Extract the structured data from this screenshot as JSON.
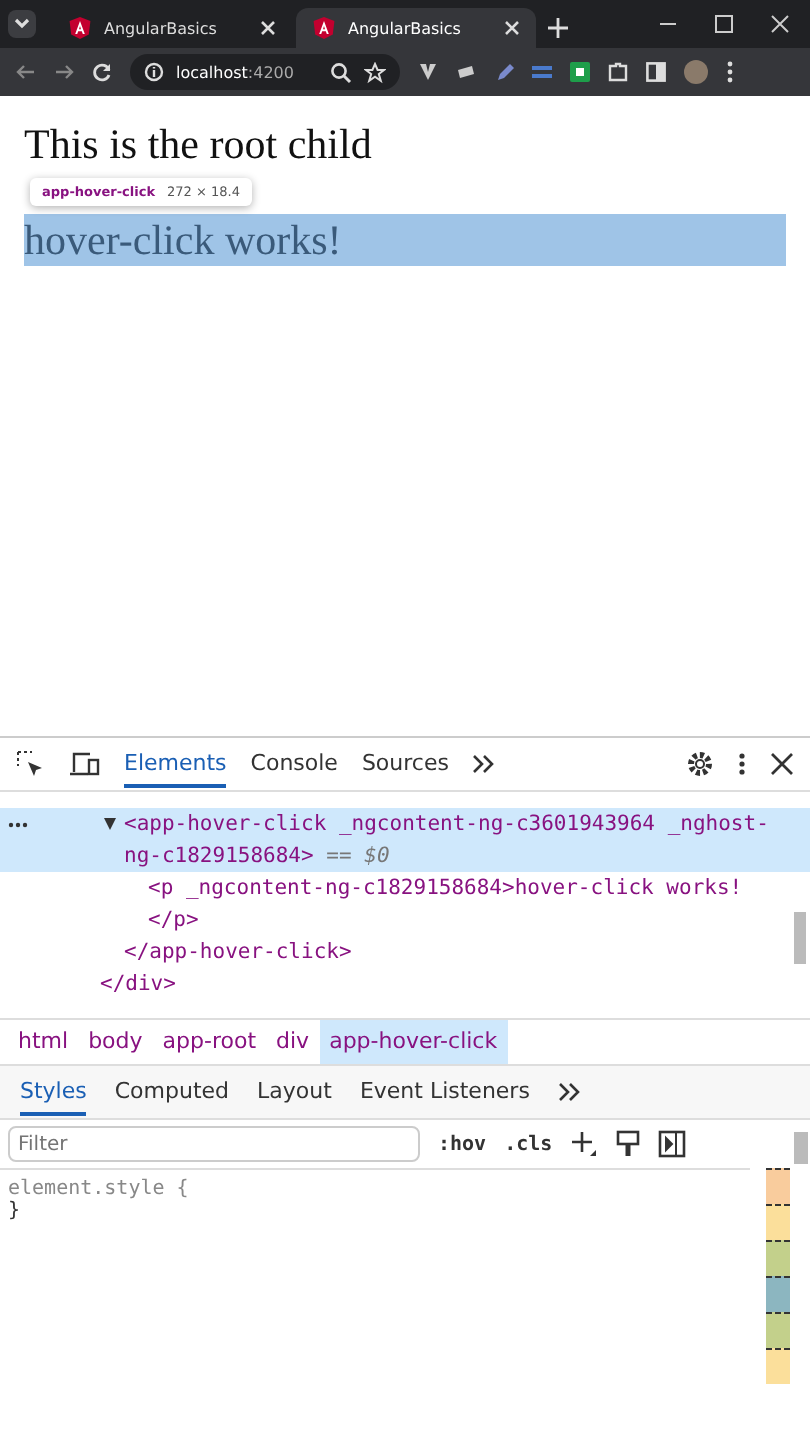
{
  "browser": {
    "tabs": [
      {
        "title": "AngularBasics",
        "selected": false
      },
      {
        "title": "AngularBasics",
        "selected": true
      }
    ],
    "address": "**localhost**:4200"
  },
  "page": {
    "heading": "This is the root child",
    "tooltip": {
      "tag": "app-hover-click",
      "size": "272 × 18.4"
    },
    "highlighted_text": "hover-click works!"
  },
  "devtools": {
    "panel_tabs": [
      {
        "label": "Elements",
        "selected": true
      },
      {
        "label": "Console",
        "selected": false
      },
      {
        "label": "Sources",
        "selected": false
      }
    ],
    "dom": [
      {
        "close": "</div>",
        "children": [
          {
            "open": "<app-hover-click _ngcontent-ng-c3601943964 _nghost-ng-c1829158684>",
            "note": "== $0",
            "selected": true,
            "expanded": true,
            "close": "</app-hover-click>",
            "children": [
              {
                "open": "<p _ngcontent-ng-c1829158684>hover-click works!",
                "close": "</p>",
                "selected": false
              }
            ]
          }
        ]
      }
    ],
    "breadcrumbs": [
      {
        "label": "html",
        "selected": false
      },
      {
        "label": "body",
        "selected": false
      },
      {
        "label": "app-root",
        "selected": false
      },
      {
        "label": "div",
        "selected": false
      },
      {
        "label": "app-hover-click",
        "selected": true
      }
    ],
    "style_tabs": [
      {
        "label": "Styles",
        "selected": true
      },
      {
        "label": "Computed",
        "selected": false
      },
      {
        "label": "Layout",
        "selected": false
      },
      {
        "label": "Event Listeners",
        "selected": false
      }
    ],
    "filter": {
      "placeholder": "Filter"
    },
    "filter_buttons": [
      ":hov",
      ".cls"
    ],
    "rule": {
      "selector": "element.style {",
      "end": "}"
    }
  }
}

What the task requires
Take every line from the data that contains the word "label".

Problem solution
        "label": "Elements",
        "label": "Console",
        "label": "Sources",
        "label": "html",
        "label": "body",
        "label": "app-root",
        "label": "div",
        "label": "app-hover-click",
        "label": "Styles",
        "label": "Computed",
        "label": "Layout",
        "label": "Event Listeners",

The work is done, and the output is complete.